ROWS:
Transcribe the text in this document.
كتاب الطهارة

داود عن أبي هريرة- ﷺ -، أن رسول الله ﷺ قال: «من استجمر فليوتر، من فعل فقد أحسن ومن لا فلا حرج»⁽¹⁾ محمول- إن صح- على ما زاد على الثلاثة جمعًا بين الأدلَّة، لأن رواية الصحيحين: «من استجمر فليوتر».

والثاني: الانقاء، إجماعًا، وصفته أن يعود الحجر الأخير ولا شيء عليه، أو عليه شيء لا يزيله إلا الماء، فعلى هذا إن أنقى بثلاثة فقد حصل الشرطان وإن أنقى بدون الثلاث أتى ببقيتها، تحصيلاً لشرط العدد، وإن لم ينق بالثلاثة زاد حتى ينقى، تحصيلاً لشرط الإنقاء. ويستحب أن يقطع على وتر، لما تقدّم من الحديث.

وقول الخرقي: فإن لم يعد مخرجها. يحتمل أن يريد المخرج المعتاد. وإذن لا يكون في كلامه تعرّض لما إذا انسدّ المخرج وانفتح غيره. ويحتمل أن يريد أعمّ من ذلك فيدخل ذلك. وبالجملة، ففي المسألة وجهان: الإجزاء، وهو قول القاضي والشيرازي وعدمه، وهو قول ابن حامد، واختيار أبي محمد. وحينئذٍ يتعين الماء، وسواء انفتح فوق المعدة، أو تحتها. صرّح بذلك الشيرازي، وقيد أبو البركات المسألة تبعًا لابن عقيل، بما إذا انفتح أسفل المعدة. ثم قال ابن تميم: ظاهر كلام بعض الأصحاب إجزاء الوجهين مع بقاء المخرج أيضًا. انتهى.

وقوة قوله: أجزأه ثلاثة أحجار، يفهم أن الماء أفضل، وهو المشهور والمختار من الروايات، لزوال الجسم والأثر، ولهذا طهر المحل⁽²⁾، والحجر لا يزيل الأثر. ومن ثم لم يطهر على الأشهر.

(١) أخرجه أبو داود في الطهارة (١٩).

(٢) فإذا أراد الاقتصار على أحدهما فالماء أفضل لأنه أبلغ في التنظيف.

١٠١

TASK REQUIREMENTS: Please quote the records above exactly, without skipping a line.

ANSWER BELOW:
Transcribe the text in this document.
كتاب الطهارة

داود عن أبي هريرة- ﷺ -، أن رسول الله ﷺ قال: «من استجمر فليوتر، من فعل فقد أحسن ومن لا فلا حرج»⁽¹⁾ محمول- إن صح- على ما زاد على الثلاثة جمعًا بين الأدلَّة، لأن رواية الصحيحين: «من استجمر فليوتر».

والثاني: الانقاء، إجماعًا، وصفته أن يعود الحجر الأخير ولا شيء عليه، أو عليه شيء لا يزيله إلا الماء، فعلى هذا إن أنقى بثلاثة فقد حصل الشرطان وإن أنقى بدون الثلاث أتى ببقيتها، تحصيلاً لشرط العدد، وإن لم ينق بالثلاثة زاد حتى ينقى، تحصيلاً لشرط الإنقاء. ويستحب أن يقطع على وتر، لما تقدّم من الحديث.

وقول الخرقي: فإن لم يعد مخرجها. يحتمل أن يريد المخرج المعتاد. وإذن لا يكون في كلامه تعرّض لما إذا انسدّ المخرج وانفتح غيره. ويحتمل أن يريد أعمّ من ذلك فيدخل ذلك. وبالجملة، ففي المسألة وجهان: الإجزاء، وهو قول القاضي والشيرازي وعدمه، وهو قول ابن حامد، واختيار أبي محمد. وحينئذٍ يتعين الماء، وسواء انفتح فوق المعدة، أو تحتها. صرّح بذلك الشيرازي، وقيد أبو البركات المسألة تبعًا لابن عقيل، بما إذا انفتح أسفل المعدة. ثم قال ابن تميم: ظاهر كلام بعض الأصحاب إجزاء الوجهين مع بقاء المخرج أيضًا. انتهى.

وقوة قوله: أجزأه ثلاثة أحجار، يفهم أن الماء أفضل، وهو المشهور والمختار من الروايات، لزوال الجسم والأثر، ولهذا طهر المحل⁽²⁾، والحجر لا يزيل الأثر. ومن ثم لم يطهر على الأشهر.

(١) أخرجه أبو داود في الطهارة (١٩).

(٢) فإذا أراد الاقتصار على أحدهما فالماء أفضل لأنه أبلغ في التنظيف.

١٠١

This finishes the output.